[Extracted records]
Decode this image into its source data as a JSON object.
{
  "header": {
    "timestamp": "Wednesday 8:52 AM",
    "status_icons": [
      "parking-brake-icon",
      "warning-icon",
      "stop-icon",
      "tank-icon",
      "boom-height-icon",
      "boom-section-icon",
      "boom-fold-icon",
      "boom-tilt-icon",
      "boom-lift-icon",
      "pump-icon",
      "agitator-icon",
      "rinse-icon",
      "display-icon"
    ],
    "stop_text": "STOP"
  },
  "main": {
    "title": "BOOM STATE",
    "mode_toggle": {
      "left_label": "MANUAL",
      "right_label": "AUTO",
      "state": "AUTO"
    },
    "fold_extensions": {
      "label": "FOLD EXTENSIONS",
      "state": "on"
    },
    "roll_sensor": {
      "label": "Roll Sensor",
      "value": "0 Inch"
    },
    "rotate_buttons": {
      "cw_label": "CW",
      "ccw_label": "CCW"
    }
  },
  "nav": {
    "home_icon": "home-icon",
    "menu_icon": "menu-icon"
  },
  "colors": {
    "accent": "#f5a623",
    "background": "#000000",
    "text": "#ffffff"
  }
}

* STATED GOAL: Reproduce the complete data exactly as presented above.

* OUTPUT:
Decode this image into its source data as a JSON object.
{
  "header": {
    "timestamp": "Wednesday 8:52 AM",
    "status_icons": [
      "parking-brake-icon",
      "warning-icon",
      "stop-icon",
      "tank-icon",
      "boom-height-icon",
      "boom-section-icon",
      "boom-fold-icon",
      "boom-tilt-icon",
      "boom-lift-icon",
      "pump-icon",
      "agitator-icon",
      "rinse-icon",
      "display-icon"
    ],
    "stop_text": "STOP"
  },
  "main": {
    "title": "BOOM STATE",
    "mode_toggle": {
      "left_label": "MANUAL",
      "right_label": "AUTO",
      "state": "AUTO"
    },
    "fold_extensions": {
      "label": "FOLD EXTENSIONS",
      "state": "on"
    },
    "roll_sensor": {
      "label": "Roll Sensor",
      "value": "0 Inch"
    },
    "rotate_buttons": {
      "cw_label": "CW",
      "ccw_label": "CCW"
    }
  },
  "nav": {
    "home_icon": "home-icon",
    "menu_icon": "menu-icon"
  },
  "colors": {
    "accent": "#f5a623",
    "background": "#000000",
    "text": "#ffffff"
  }
}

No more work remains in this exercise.